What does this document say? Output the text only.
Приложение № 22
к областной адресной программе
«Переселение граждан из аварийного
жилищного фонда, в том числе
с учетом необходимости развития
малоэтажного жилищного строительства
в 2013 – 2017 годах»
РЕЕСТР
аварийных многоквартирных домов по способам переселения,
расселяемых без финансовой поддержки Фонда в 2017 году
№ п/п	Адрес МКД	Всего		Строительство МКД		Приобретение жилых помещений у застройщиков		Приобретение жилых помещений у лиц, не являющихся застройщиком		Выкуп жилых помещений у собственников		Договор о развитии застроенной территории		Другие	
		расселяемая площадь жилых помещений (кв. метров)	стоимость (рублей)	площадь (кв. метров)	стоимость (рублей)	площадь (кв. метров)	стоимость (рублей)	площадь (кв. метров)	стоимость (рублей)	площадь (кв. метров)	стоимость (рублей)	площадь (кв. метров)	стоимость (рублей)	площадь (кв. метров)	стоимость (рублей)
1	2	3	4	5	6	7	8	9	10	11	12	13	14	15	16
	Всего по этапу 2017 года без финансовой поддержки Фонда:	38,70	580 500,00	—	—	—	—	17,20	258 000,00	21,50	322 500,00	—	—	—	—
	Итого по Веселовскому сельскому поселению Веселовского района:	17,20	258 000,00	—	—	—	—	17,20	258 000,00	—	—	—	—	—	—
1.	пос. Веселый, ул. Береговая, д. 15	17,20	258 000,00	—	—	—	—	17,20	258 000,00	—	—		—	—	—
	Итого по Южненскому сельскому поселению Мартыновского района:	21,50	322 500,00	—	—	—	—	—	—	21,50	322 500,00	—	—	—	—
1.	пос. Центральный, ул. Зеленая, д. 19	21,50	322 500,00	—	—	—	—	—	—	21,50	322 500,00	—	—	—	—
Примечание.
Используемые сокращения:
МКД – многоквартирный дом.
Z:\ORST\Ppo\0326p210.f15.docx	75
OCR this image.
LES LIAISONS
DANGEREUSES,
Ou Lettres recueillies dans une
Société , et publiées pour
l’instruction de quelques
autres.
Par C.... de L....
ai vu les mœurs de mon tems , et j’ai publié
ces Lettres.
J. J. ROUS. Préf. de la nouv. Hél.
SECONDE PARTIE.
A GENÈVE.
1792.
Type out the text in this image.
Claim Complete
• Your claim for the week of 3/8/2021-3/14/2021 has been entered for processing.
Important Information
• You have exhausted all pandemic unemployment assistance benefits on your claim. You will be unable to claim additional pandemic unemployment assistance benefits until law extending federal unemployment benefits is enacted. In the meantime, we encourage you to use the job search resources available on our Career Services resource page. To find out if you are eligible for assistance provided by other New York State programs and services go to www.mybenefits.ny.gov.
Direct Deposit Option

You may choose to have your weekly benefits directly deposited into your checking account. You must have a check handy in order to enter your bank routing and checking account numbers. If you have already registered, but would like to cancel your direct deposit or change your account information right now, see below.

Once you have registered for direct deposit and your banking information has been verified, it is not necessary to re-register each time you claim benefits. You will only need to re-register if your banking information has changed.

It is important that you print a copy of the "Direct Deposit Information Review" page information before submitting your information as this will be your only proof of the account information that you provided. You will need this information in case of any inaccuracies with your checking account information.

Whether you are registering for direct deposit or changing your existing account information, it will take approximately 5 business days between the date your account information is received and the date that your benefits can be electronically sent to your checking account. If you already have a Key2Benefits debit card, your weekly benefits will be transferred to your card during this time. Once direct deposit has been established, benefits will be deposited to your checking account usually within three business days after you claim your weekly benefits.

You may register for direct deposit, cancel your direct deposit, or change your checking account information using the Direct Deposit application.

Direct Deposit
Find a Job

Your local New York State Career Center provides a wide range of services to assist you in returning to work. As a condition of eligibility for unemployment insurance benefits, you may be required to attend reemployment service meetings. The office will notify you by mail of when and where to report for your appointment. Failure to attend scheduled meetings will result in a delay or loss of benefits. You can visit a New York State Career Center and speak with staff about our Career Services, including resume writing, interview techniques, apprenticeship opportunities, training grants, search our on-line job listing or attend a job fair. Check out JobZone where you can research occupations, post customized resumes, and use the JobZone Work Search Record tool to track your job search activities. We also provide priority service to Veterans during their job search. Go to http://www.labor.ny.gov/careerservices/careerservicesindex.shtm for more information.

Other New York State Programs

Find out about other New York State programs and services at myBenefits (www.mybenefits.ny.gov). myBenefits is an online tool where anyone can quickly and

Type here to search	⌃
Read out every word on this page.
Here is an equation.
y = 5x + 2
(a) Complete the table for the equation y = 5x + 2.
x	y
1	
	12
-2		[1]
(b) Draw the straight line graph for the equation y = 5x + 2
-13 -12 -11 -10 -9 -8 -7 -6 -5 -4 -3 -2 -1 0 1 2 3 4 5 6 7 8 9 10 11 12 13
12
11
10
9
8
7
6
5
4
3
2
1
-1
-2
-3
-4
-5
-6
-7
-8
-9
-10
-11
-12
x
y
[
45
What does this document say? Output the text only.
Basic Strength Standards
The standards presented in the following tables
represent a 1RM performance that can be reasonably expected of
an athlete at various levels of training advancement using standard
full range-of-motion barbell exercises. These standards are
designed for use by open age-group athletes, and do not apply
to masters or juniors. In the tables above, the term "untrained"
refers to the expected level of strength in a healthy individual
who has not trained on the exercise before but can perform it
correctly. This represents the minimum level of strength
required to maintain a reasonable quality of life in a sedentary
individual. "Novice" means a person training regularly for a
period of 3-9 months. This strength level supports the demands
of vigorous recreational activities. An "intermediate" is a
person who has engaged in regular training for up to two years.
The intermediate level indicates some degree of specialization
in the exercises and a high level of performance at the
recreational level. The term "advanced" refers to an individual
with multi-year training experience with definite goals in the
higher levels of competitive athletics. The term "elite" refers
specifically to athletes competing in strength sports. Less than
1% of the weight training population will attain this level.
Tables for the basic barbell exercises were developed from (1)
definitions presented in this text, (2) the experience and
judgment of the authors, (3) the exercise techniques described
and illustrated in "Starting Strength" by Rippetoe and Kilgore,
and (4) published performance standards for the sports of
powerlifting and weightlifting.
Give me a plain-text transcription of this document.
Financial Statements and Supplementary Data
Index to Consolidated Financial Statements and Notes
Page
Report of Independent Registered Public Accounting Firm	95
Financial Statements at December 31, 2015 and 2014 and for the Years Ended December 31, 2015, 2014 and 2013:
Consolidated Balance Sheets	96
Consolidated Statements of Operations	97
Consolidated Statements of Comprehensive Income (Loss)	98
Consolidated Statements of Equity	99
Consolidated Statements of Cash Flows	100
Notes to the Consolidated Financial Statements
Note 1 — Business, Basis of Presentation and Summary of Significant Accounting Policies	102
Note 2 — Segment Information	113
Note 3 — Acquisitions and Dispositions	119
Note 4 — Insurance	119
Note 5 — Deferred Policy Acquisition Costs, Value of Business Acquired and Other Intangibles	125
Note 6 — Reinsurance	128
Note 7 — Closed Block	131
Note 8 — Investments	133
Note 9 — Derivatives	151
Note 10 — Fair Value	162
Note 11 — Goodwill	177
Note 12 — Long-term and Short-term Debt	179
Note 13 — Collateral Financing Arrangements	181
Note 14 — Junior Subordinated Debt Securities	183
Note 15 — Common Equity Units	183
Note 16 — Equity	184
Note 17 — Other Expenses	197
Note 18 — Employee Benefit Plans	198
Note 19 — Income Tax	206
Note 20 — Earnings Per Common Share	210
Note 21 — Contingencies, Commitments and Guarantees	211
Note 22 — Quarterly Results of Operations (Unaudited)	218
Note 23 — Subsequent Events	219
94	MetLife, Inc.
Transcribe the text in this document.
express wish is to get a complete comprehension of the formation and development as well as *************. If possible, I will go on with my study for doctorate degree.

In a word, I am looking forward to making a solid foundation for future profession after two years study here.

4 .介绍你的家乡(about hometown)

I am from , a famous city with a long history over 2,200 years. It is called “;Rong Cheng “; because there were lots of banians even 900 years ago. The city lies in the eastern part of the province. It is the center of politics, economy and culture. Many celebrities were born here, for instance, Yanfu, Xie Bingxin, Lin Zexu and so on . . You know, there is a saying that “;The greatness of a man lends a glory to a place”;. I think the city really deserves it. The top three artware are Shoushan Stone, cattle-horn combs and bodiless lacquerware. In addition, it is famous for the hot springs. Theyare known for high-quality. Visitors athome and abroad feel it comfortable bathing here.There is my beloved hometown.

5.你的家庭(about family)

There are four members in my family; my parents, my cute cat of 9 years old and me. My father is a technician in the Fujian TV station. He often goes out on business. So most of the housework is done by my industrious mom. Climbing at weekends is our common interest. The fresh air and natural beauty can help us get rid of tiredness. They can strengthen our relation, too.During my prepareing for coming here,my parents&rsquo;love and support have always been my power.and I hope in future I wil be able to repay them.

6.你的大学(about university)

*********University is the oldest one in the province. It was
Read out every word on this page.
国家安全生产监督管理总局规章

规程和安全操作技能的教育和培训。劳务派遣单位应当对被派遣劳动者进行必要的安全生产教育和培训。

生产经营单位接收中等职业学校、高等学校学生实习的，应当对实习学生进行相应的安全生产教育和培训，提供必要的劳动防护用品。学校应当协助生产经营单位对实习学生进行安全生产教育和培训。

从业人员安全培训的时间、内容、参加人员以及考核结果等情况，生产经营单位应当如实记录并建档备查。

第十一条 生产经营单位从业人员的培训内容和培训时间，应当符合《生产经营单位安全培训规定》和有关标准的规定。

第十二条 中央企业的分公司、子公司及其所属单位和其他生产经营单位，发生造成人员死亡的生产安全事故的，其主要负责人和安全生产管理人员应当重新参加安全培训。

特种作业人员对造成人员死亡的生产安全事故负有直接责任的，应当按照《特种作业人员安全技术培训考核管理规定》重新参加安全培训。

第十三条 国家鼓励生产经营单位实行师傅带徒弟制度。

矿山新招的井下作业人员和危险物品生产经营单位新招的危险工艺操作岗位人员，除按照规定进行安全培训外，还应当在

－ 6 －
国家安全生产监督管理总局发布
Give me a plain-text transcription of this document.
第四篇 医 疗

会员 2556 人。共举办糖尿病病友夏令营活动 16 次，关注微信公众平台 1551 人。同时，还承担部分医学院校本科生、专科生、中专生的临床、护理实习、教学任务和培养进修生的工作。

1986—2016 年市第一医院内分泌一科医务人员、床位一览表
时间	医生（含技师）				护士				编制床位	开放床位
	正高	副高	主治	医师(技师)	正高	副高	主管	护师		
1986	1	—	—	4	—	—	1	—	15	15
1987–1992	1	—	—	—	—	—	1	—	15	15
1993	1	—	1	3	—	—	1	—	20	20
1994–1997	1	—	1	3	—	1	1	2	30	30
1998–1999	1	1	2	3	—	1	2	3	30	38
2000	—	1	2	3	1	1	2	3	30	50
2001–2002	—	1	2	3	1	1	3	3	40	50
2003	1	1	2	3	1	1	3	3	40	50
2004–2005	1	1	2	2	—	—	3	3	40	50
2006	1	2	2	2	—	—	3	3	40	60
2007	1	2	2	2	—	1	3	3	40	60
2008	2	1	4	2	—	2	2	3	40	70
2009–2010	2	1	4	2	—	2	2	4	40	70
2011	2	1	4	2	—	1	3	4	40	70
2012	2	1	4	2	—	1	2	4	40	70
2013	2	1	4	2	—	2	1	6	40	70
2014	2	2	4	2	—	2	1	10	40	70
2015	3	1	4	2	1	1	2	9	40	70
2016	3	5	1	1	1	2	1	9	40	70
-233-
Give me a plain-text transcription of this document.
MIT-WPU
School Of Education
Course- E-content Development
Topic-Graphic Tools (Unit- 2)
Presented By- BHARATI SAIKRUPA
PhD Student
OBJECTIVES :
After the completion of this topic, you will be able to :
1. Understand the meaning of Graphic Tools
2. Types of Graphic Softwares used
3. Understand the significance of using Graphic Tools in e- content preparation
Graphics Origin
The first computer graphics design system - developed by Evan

=-=-=-=-=

> _Work required_: Check each line above for the string "equation" and report how many lines have it, giving only the number.

> _Output_: 3